* Start Extracted entries *

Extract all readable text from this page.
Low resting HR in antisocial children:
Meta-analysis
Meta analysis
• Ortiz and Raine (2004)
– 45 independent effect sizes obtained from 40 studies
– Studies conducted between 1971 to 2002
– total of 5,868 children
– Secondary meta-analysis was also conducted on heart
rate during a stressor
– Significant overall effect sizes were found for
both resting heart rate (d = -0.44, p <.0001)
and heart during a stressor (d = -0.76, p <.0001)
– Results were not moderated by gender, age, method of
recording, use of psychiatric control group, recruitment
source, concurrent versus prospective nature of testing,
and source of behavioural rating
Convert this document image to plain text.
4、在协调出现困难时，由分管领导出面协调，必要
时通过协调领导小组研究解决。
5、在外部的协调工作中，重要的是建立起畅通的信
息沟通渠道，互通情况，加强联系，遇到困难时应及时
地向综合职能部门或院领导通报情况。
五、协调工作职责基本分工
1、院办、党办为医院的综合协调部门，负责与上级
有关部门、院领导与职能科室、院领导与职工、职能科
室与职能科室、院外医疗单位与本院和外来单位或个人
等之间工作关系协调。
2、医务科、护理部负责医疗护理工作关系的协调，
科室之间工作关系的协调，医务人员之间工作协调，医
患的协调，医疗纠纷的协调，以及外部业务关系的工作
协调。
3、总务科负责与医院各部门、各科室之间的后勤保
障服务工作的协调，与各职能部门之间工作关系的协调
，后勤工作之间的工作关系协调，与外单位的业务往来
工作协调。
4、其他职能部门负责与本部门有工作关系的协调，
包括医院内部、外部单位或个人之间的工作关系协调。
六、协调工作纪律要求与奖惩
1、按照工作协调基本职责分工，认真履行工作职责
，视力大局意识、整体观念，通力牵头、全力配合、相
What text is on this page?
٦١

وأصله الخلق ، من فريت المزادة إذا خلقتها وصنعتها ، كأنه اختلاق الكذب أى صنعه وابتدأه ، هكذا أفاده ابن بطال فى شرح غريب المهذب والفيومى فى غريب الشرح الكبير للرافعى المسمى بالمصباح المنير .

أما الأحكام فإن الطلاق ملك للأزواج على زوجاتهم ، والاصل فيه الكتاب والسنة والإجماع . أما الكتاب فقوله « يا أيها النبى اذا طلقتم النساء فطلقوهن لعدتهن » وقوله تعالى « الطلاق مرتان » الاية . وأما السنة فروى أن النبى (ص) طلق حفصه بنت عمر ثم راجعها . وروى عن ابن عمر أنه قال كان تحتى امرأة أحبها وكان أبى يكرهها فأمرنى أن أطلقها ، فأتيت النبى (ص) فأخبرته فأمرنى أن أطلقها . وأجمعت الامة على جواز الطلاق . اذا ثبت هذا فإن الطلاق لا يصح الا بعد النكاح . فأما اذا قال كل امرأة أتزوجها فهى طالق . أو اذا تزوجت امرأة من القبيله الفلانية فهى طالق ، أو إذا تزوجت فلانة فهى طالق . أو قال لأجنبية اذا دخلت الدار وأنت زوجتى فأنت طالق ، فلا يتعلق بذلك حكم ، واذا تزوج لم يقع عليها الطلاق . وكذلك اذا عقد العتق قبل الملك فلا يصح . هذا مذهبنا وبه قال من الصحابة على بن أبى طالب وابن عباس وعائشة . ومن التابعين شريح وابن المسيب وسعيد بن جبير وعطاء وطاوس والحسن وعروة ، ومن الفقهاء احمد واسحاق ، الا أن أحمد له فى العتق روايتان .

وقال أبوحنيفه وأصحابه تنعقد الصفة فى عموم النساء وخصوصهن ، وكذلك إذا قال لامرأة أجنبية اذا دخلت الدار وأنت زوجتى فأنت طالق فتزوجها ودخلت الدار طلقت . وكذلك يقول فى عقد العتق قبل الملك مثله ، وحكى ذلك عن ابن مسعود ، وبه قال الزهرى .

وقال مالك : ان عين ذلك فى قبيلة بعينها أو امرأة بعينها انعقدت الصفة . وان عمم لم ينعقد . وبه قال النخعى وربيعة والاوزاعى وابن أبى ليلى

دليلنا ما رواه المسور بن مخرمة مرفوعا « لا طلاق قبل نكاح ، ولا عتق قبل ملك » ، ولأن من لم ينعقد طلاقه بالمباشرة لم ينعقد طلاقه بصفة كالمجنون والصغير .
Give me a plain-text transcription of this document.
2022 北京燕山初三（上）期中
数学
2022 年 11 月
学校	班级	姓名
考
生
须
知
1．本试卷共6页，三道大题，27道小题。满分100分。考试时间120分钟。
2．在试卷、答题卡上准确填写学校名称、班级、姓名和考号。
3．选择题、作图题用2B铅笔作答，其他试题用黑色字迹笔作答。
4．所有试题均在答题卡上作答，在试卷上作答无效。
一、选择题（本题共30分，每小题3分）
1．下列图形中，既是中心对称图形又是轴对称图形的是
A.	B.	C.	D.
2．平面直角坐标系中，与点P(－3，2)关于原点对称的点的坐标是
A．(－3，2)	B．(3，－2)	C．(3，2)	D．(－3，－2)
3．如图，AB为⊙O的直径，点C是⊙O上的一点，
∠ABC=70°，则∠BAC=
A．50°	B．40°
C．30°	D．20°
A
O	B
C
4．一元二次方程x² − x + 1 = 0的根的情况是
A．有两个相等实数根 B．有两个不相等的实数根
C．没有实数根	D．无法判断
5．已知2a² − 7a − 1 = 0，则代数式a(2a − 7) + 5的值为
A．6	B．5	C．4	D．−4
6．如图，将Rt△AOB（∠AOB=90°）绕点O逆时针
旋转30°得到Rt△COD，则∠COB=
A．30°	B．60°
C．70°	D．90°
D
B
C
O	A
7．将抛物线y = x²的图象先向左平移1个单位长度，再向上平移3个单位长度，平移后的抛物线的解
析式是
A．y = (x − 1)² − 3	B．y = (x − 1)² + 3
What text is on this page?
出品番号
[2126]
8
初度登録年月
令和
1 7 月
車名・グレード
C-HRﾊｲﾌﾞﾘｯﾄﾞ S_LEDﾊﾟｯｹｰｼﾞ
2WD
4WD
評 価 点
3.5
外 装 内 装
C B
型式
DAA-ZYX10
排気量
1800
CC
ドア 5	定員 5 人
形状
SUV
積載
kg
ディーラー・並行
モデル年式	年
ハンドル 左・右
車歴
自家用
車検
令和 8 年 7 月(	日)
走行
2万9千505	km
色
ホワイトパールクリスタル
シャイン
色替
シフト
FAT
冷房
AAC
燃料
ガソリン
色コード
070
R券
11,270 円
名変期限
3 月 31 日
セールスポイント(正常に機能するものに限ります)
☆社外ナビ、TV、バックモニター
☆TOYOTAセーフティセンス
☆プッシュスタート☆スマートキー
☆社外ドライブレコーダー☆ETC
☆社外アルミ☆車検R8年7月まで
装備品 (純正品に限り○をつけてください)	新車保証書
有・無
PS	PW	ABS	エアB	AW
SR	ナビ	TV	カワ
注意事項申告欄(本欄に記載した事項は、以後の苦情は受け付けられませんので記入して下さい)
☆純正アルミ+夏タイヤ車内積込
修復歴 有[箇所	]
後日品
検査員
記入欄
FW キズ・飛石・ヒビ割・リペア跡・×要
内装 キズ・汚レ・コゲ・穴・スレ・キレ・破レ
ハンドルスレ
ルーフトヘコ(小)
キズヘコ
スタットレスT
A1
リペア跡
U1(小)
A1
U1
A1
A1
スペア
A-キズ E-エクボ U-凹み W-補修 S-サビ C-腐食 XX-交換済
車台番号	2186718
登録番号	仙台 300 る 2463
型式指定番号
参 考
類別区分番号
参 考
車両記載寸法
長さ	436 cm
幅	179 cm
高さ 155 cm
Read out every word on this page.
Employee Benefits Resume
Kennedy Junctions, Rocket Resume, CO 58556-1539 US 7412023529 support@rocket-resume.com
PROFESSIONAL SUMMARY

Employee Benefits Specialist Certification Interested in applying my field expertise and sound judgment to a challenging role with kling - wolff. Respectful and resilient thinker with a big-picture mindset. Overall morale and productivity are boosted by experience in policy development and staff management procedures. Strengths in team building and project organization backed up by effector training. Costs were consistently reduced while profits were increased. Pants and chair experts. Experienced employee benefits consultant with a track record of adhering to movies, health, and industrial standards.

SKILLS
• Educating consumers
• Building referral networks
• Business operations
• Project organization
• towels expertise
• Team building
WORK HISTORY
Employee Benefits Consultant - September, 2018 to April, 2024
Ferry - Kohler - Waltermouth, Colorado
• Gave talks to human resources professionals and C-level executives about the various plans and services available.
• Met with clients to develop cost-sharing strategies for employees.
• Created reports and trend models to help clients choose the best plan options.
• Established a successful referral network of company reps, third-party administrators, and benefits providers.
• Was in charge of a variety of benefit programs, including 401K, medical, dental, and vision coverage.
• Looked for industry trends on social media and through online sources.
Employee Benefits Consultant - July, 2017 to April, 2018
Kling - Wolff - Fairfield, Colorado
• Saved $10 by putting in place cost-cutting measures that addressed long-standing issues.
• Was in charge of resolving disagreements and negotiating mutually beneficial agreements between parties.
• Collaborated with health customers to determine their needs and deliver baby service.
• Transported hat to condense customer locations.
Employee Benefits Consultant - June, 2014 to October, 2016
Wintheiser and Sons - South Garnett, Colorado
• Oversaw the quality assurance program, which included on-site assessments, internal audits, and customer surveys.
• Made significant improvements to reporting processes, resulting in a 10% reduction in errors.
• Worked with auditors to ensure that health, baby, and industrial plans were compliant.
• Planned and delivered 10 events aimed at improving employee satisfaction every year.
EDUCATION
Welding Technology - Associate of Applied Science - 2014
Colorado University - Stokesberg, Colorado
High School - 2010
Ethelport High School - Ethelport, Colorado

* End Extracted entries *

Pick out the lines that contain "baby" and copy them.

• Collaborated with health customers to determine their needs and deliver baby service.
• Worked with auditors to ensure that health, baby, and industrial plans were compliant.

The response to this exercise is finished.